[Start of AVAILABLE RECORDS]
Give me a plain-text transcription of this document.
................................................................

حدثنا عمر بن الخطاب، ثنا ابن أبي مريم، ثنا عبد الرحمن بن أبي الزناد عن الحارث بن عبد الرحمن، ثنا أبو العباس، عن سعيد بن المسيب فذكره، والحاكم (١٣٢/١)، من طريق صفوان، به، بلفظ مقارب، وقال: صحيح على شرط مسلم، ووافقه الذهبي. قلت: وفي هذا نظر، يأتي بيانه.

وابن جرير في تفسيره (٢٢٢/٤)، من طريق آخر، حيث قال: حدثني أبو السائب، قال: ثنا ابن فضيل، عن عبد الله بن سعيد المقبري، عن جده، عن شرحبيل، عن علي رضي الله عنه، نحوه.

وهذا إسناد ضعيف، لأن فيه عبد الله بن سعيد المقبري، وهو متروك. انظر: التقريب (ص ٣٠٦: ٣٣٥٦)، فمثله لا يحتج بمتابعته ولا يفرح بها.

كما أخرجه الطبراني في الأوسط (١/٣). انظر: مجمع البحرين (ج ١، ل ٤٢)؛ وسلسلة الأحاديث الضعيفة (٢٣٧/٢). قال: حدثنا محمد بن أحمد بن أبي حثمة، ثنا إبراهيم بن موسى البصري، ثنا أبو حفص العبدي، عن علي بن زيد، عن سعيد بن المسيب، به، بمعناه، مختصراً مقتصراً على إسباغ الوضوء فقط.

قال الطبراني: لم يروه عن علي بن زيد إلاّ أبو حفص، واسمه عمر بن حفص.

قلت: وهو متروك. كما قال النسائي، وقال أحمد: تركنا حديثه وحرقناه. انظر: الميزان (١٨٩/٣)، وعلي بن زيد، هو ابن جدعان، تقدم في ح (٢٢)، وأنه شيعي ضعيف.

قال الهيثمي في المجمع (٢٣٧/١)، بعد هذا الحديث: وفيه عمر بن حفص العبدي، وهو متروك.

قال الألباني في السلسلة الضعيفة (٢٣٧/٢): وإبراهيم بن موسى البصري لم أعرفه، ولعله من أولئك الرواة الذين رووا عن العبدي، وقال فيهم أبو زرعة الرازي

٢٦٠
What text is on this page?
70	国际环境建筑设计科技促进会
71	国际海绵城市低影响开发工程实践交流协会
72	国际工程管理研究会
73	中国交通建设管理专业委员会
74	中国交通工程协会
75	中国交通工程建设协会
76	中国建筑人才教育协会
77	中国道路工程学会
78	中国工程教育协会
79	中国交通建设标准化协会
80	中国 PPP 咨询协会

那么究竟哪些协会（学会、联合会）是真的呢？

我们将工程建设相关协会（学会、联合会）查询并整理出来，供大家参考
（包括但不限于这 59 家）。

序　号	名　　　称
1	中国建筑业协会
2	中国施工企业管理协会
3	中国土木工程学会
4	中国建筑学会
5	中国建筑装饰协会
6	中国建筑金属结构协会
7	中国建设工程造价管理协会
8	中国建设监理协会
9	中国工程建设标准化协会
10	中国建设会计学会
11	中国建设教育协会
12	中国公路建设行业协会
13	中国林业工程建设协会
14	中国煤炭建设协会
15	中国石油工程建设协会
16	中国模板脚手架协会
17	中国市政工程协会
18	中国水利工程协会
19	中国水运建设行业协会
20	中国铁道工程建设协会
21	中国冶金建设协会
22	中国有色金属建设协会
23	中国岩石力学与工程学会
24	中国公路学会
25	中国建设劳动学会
[End of AVAILABLE RECORDS]
_TASK BRIEF_
Write out the records above again, keeping each one identical to the original.

_RESULT OF THE TASK_
Give me a plain-text transcription of this document.
................................................................

حدثنا عمر بن الخطاب، ثنا ابن أبي مريم، ثنا عبد الرحمن بن أبي الزناد عن الحارث بن عبد الرحمن، ثنا أبو العباس، عن سعيد بن المسيب فذكره، والحاكم (١٣٢/١)، من طريق صفوان، به، بلفظ مقارب، وقال: صحيح على شرط مسلم، ووافقه الذهبي. قلت: وفي هذا نظر، يأتي بيانه.

وابن جرير في تفسيره (٢٢٢/٤)، من طريق آخر، حيث قال: حدثني أبو السائب، قال: ثنا ابن فضيل، عن عبد الله بن سعيد المقبري، عن جده، عن شرحبيل، عن علي رضي الله عنه، نحوه.

وهذا إسناد ضعيف، لأن فيه عبد الله بن سعيد المقبري، وهو متروك. انظر: التقريب (ص ٣٠٦: ٣٣٥٦)، فمثله لا يحتج بمتابعته ولا يفرح بها.

كما أخرجه الطبراني في الأوسط (١/٣). انظر: مجمع البحرين (ج ١، ل ٤٢)؛ وسلسلة الأحاديث الضعيفة (٢٣٧/٢). قال: حدثنا محمد بن أحمد بن أبي حثمة، ثنا إبراهيم بن موسى البصري، ثنا أبو حفص العبدي، عن علي بن زيد، عن سعيد بن المسيب، به، بمعناه، مختصراً مقتصراً على إسباغ الوضوء فقط.

قال الطبراني: لم يروه عن علي بن زيد إلاّ أبو حفص، واسمه عمر بن حفص.

قلت: وهو متروك. كما قال النسائي، وقال أحمد: تركنا حديثه وحرقناه. انظر: الميزان (١٨٩/٣)، وعلي بن زيد، هو ابن جدعان، تقدم في ح (٢٢)، وأنه شيعي ضعيف.

قال الهيثمي في المجمع (٢٣٧/١)، بعد هذا الحديث: وفيه عمر بن حفص العبدي، وهو متروك.

قال الألباني في السلسلة الضعيفة (٢٣٧/٢): وإبراهيم بن موسى البصري لم أعرفه، ولعله من أولئك الرواة الذين رووا عن العبدي، وقال فيهم أبو زرعة الرازي

٢٦٠
What text is on this page?
70	国际环境建筑设计科技促进会
71	国际海绵城市低影响开发工程实践交流协会
72	国际工程管理研究会
73	中国交通建设管理专业委员会
74	中国交通工程协会
75	中国交通工程建设协会
76	中国建筑人才教育协会
77	中国道路工程学会
78	中国工程教育协会
79	中国交通建设标准化协会
80	中国 PPP 咨询协会

那么究竟哪些协会（学会、联合会）是真的呢？

我们将工程建设相关协会（学会、联合会）查询并整理出来，供大家参考
（包括但不限于这 59 家）。

序　号	名　　　称
1	中国建筑业协会
2	中国施工企业管理协会
3	中国土木工程学会
4	中国建筑学会
5	中国建筑装饰协会
6	中国建筑金属结构协会
7	中国建设工程造价管理协会
8	中国建设监理协会
9	中国工程建设标准化协会
10	中国建设会计学会
11	中国建设教育协会
12	中国公路建设行业协会
13	中国林业工程建设协会
14	中国煤炭建设协会
15	中国石油工程建设协会
16	中国模板脚手架协会
17	中国市政工程协会
18	中国水利工程协会
19	中国水运建设行业协会
20	中国铁道工程建设协会
21	中国冶金建设协会
22	中国有色金属建设协会
23	中国岩石力学与工程学会
24	中国公路学会
25	中国建设劳动学会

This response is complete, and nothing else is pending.